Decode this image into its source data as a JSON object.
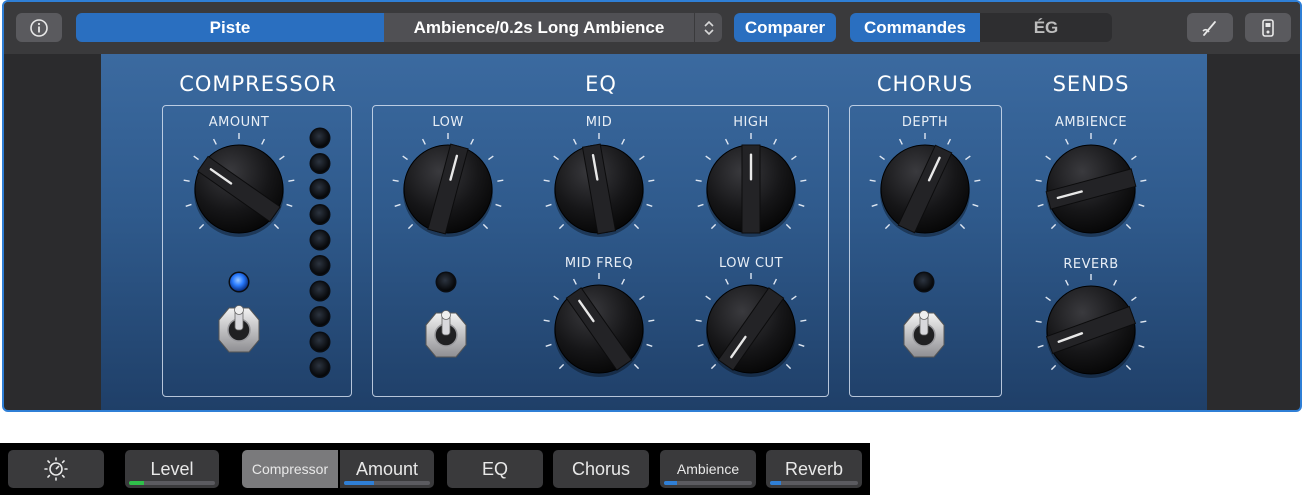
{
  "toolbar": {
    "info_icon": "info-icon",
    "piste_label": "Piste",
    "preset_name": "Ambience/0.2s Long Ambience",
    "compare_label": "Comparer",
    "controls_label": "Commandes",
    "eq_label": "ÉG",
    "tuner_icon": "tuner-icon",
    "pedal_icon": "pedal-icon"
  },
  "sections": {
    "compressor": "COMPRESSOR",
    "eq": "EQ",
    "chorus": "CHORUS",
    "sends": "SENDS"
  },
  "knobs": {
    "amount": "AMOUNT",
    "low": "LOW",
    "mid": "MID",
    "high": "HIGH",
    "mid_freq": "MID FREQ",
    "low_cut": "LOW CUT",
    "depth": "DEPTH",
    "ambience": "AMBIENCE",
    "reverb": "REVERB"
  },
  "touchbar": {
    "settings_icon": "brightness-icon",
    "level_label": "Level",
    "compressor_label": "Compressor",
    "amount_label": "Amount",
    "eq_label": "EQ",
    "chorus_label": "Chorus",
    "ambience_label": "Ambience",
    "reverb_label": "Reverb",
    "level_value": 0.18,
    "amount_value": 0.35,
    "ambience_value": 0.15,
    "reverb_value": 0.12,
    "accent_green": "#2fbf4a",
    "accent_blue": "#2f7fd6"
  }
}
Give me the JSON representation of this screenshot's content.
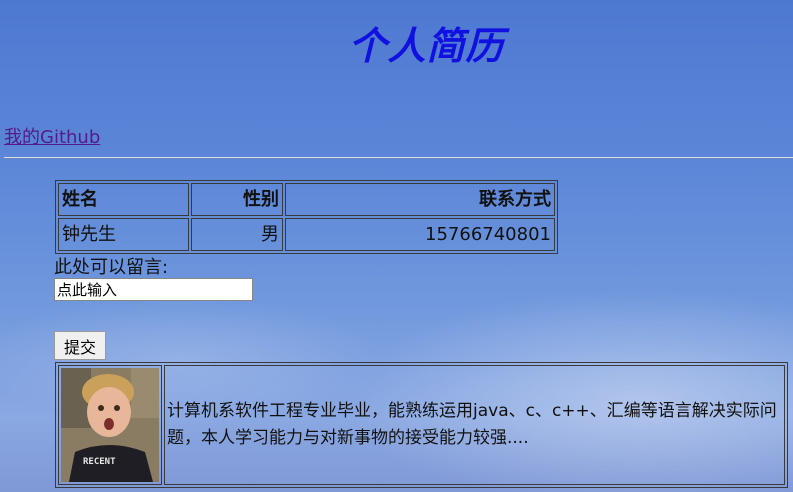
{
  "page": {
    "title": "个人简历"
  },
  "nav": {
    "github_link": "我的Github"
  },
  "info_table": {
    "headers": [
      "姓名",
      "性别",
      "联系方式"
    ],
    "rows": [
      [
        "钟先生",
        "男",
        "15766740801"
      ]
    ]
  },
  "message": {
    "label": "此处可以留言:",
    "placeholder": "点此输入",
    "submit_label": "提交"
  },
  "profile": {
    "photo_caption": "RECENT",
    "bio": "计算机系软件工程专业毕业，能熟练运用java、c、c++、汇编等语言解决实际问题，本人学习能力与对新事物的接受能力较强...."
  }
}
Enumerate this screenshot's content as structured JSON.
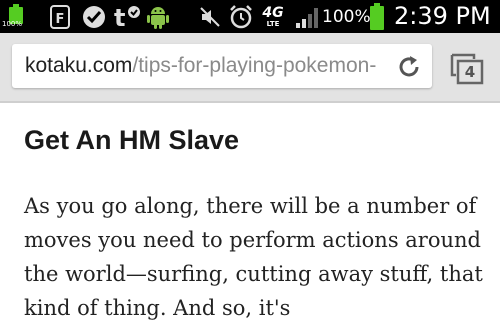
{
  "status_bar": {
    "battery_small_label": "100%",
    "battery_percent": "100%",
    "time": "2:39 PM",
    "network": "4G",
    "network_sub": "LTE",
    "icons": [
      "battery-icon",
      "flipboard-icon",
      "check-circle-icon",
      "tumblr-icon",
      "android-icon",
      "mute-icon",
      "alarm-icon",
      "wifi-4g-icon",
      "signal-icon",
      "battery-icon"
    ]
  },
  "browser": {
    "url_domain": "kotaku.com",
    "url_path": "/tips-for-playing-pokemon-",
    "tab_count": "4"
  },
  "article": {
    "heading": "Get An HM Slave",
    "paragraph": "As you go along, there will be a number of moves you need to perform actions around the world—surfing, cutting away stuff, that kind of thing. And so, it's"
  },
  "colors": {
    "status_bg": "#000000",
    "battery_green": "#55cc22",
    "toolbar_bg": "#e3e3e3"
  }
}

→ **Requirement**: Omit the pictures. Transcribe every record exactly.

→ **Expected output**:
Decode this image into its source data as a JSON object.
{
  "toolbar": {
    "info_icon": "info-icon",
    "piste_label": "Piste",
    "preset_name": "Ambience/0.2s Long Ambience",
    "compare_label": "Comparer",
    "controls_label": "Commandes",
    "eq_label": "ÉG",
    "tuner_icon": "tuner-icon",
    "pedal_icon": "pedal-icon"
  },
  "sections": {
    "compressor": "COMPRESSOR",
    "eq": "EQ",
    "chorus": "CHORUS",
    "sends": "SENDS"
  },
  "knobs": {
    "amount": "AMOUNT",
    "low": "LOW",
    "mid": "MID",
    "high": "HIGH",
    "mid_freq": "MID FREQ",
    "low_cut": "LOW CUT",
    "depth": "DEPTH",
    "ambience": "AMBIENCE",
    "reverb": "REVERB"
  },
  "touchbar": {
    "settings_icon": "brightness-icon",
    "level_label": "Level",
    "compressor_label": "Compressor",
    "amount_label": "Amount",
    "eq_label": "EQ",
    "chorus_label": "Chorus",
    "ambience_label": "Ambience",
    "reverb_label": "Reverb",
    "level_value": 0.18,
    "amount_value": 0.35,
    "ambience_value": 0.15,
    "reverb_value": 0.12,
    "accent_green": "#2fbf4a",
    "accent_blue": "#2f7fd6"
  }
}
Give me the JSON representation of this screenshot's content.
{
  "page": {
    "title": "个人简历"
  },
  "nav": {
    "github_link": "我的Github"
  },
  "info_table": {
    "headers": [
      "姓名",
      "性别",
      "联系方式"
    ],
    "rows": [
      [
        "钟先生",
        "男",
        "15766740801"
      ]
    ]
  },
  "message": {
    "label": "此处可以留言:",
    "placeholder": "点此输入",
    "submit_label": "提交"
  },
  "profile": {
    "photo_caption": "RECENT",
    "bio": "计算机系软件工程专业毕业，能熟练运用java、c、c++、汇编等语言解决实际问题，本人学习能力与对新事物的接受能力较强...."
  }
}
Enumerate this screenshot's content as structured JSON.
{
  "status_bar": {
    "battery_small_label": "100%",
    "battery_percent": "100%",
    "time": "2:39 PM",
    "network": "4G",
    "network_sub": "LTE",
    "icons": [
      "battery-icon",
      "flipboard-icon",
      "check-circle-icon",
      "tumblr-icon",
      "android-icon",
      "mute-icon",
      "alarm-icon",
      "wifi-4g-icon",
      "signal-icon",
      "battery-icon"
    ]
  },
  "browser": {
    "url_domain": "kotaku.com",
    "url_path": "/tips-for-playing-pokemon-",
    "tab_count": "4"
  },
  "article": {
    "heading": "Get An HM Slave",
    "paragraph": "As you go along, there will be a number of moves you need to perform actions around the world—surfing, cutting away stuff, that kind of thing. And so, it's"
  },
  "colors": {
    "status_bg": "#000000",
    "battery_green": "#55cc22",
    "toolbar_bg": "#e3e3e3"
  }
}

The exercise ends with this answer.